Your instructions –
Copy out these items word for word.

Dataset content –
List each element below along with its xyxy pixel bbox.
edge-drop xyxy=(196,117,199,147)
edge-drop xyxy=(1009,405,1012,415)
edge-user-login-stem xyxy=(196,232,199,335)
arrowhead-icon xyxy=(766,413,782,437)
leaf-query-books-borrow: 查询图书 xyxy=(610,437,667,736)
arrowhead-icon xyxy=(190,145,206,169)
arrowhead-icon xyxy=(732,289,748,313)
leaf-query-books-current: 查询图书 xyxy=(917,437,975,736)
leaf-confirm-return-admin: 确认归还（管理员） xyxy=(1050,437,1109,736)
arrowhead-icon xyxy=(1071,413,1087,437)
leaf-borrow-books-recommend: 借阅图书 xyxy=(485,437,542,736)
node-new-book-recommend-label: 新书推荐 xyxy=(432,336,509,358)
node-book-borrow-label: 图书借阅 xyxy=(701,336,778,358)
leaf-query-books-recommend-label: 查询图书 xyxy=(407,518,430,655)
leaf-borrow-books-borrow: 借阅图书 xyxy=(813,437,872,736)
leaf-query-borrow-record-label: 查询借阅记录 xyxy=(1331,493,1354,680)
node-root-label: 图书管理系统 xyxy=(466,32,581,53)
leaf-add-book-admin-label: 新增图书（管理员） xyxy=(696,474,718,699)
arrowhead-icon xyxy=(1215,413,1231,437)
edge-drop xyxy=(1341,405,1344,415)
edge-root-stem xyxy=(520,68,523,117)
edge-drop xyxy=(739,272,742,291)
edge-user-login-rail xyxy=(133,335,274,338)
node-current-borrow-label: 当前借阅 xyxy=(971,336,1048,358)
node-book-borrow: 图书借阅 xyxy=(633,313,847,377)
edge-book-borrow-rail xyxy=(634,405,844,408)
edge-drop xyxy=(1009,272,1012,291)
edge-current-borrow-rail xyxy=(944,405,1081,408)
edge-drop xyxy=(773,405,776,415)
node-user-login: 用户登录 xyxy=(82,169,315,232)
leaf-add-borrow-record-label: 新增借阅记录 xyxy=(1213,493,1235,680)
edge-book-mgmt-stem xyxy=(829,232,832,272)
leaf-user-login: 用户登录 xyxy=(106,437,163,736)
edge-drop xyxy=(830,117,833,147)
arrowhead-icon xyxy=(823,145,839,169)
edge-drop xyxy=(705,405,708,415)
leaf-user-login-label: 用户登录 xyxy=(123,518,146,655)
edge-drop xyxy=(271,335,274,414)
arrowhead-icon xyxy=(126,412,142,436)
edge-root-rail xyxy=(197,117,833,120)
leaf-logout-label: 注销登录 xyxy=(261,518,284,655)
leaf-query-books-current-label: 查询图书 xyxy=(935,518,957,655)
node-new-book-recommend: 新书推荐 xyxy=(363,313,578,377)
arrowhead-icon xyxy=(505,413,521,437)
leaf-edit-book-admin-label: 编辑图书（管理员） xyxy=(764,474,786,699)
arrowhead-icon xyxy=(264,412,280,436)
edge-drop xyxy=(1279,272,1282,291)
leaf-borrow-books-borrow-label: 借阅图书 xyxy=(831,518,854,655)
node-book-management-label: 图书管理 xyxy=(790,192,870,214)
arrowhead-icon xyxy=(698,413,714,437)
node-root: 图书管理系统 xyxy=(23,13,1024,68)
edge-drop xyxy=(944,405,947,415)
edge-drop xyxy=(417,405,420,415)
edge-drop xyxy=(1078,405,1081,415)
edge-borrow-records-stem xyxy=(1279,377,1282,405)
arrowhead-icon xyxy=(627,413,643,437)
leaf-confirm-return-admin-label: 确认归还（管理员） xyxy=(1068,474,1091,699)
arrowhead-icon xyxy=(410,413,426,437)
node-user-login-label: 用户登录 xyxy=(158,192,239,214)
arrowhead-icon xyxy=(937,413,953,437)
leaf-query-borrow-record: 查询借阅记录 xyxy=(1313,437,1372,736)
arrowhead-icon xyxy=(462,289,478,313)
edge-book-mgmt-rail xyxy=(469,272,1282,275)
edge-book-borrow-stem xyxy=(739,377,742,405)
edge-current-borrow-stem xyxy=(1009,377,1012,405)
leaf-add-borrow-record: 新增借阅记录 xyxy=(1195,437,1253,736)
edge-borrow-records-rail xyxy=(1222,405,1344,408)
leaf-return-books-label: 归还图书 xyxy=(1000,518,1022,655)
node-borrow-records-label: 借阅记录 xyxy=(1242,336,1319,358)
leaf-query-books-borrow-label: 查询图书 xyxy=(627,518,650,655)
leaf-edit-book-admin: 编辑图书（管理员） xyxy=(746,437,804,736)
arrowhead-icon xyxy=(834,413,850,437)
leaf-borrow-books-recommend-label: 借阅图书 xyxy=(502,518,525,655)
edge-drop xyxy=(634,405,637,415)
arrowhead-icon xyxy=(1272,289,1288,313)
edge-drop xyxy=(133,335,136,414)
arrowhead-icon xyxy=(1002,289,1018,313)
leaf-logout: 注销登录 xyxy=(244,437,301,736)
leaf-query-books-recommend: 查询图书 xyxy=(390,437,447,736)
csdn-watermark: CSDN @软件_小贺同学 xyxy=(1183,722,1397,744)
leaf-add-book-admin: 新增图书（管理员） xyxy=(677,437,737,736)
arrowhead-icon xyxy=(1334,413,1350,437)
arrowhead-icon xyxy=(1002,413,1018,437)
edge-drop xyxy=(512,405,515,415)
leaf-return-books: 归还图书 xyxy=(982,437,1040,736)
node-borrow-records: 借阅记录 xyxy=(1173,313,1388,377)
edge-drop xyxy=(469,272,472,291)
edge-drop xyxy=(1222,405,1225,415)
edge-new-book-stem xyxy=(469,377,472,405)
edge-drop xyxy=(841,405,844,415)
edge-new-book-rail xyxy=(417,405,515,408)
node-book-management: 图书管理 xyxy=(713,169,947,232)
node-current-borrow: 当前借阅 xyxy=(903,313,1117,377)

Exercise solution –
List each element below along with its xyxy pixel bbox.
edge-drop xyxy=(196,117,199,147)
edge-drop xyxy=(1009,405,1012,415)
edge-user-login-stem xyxy=(196,232,199,335)
arrowhead-icon xyxy=(766,413,782,437)
leaf-query-books-borrow: 查询图书 xyxy=(610,437,667,736)
arrowhead-icon xyxy=(190,145,206,169)
arrowhead-icon xyxy=(732,289,748,313)
leaf-query-books-current: 查询图书 xyxy=(917,437,975,736)
leaf-confirm-return-admin: 确认归还（管理员） xyxy=(1050,437,1109,736)
arrowhead-icon xyxy=(1071,413,1087,437)
leaf-borrow-books-recommend: 借阅图书 xyxy=(485,437,542,736)
node-new-book-recommend-label: 新书推荐 xyxy=(432,336,509,358)
node-book-borrow-label: 图书借阅 xyxy=(701,336,778,358)
leaf-query-books-recommend-label: 查询图书 xyxy=(407,518,430,655)
leaf-borrow-books-borrow: 借阅图书 xyxy=(813,437,872,736)
leaf-query-borrow-record-label: 查询借阅记录 xyxy=(1331,493,1354,680)
node-root-label: 图书管理系统 xyxy=(466,32,581,53)
leaf-add-book-admin-label: 新增图书（管理员） xyxy=(696,474,718,699)
arrowhead-icon xyxy=(1215,413,1231,437)
edge-drop xyxy=(1341,405,1344,415)
edge-root-stem xyxy=(520,68,523,117)
edge-drop xyxy=(739,272,742,291)
edge-user-login-rail xyxy=(133,335,274,338)
node-current-borrow-label: 当前借阅 xyxy=(971,336,1048,358)
node-book-borrow: 图书借阅 xyxy=(633,313,847,377)
edge-book-borrow-rail xyxy=(634,405,844,408)
edge-drop xyxy=(1009,272,1012,291)
edge-current-borrow-rail xyxy=(944,405,1081,408)
edge-drop xyxy=(773,405,776,415)
node-user-login: 用户登录 xyxy=(82,169,315,232)
leaf-add-borrow-record-label: 新增借阅记录 xyxy=(1213,493,1235,680)
edge-book-mgmt-stem xyxy=(829,232,832,272)
leaf-user-login: 用户登录 xyxy=(106,437,163,736)
edge-drop xyxy=(830,117,833,147)
arrowhead-icon xyxy=(823,145,839,169)
edge-drop xyxy=(705,405,708,415)
leaf-user-login-label: 用户登录 xyxy=(123,518,146,655)
edge-drop xyxy=(271,335,274,414)
arrowhead-icon xyxy=(126,412,142,436)
edge-root-rail xyxy=(197,117,833,120)
leaf-logout-label: 注销登录 xyxy=(261,518,284,655)
leaf-query-books-current-label: 查询图书 xyxy=(935,518,957,655)
node-new-book-recommend: 新书推荐 xyxy=(363,313,578,377)
arrowhead-icon xyxy=(505,413,521,437)
leaf-edit-book-admin-label: 编辑图书（管理员） xyxy=(764,474,786,699)
arrowhead-icon xyxy=(264,412,280,436)
edge-drop xyxy=(1279,272,1282,291)
leaf-borrow-books-borrow-label: 借阅图书 xyxy=(831,518,854,655)
node-book-management-label: 图书管理 xyxy=(790,192,870,214)
arrowhead-icon xyxy=(698,413,714,437)
node-root: 图书管理系统 xyxy=(23,13,1024,68)
edge-drop xyxy=(944,405,947,415)
edge-drop xyxy=(417,405,420,415)
edge-drop xyxy=(1078,405,1081,415)
edge-borrow-records-stem xyxy=(1279,377,1282,405)
arrowhead-icon xyxy=(627,413,643,437)
leaf-confirm-return-admin-label: 确认归还（管理员） xyxy=(1068,474,1091,699)
arrowhead-icon xyxy=(410,413,426,437)
node-user-login-label: 用户登录 xyxy=(158,192,239,214)
arrowhead-icon xyxy=(937,413,953,437)
leaf-query-borrow-record: 查询借阅记录 xyxy=(1313,437,1372,736)
arrowhead-icon xyxy=(462,289,478,313)
edge-book-mgmt-rail xyxy=(469,272,1282,275)
edge-book-borrow-stem xyxy=(739,377,742,405)
edge-current-borrow-stem xyxy=(1009,377,1012,405)
leaf-add-borrow-record: 新增借阅记录 xyxy=(1195,437,1253,736)
edge-borrow-records-rail xyxy=(1222,405,1344,408)
leaf-return-books-label: 归还图书 xyxy=(1000,518,1022,655)
node-borrow-records-label: 借阅记录 xyxy=(1242,336,1319,358)
leaf-query-books-borrow-label: 查询图书 xyxy=(627,518,650,655)
leaf-edit-book-admin: 编辑图书（管理员） xyxy=(746,437,804,736)
arrowhead-icon xyxy=(834,413,850,437)
leaf-borrow-books-recommend-label: 借阅图书 xyxy=(502,518,525,655)
edge-drop xyxy=(634,405,637,415)
arrowhead-icon xyxy=(1272,289,1288,313)
edge-drop xyxy=(133,335,136,414)
arrowhead-icon xyxy=(1002,289,1018,313)
leaf-logout: 注销登录 xyxy=(244,437,301,736)
leaf-query-books-recommend: 查询图书 xyxy=(390,437,447,736)
csdn-watermark: CSDN @软件_小贺同学 xyxy=(1183,722,1397,744)
leaf-add-book-admin: 新增图书（管理员） xyxy=(677,437,737,736)
arrowhead-icon xyxy=(1334,413,1350,437)
arrowhead-icon xyxy=(1002,413,1018,437)
edge-drop xyxy=(512,405,515,415)
leaf-return-books: 归还图书 xyxy=(982,437,1040,736)
node-borrow-records: 借阅记录 xyxy=(1173,313,1388,377)
edge-drop xyxy=(469,272,472,291)
edge-drop xyxy=(1222,405,1225,415)
edge-new-book-stem xyxy=(469,377,472,405)
edge-drop xyxy=(841,405,844,415)
edge-new-book-rail xyxy=(417,405,515,408)
node-book-management: 图书管理 xyxy=(713,169,947,232)
node-current-borrow: 当前借阅 xyxy=(903,313,1117,377)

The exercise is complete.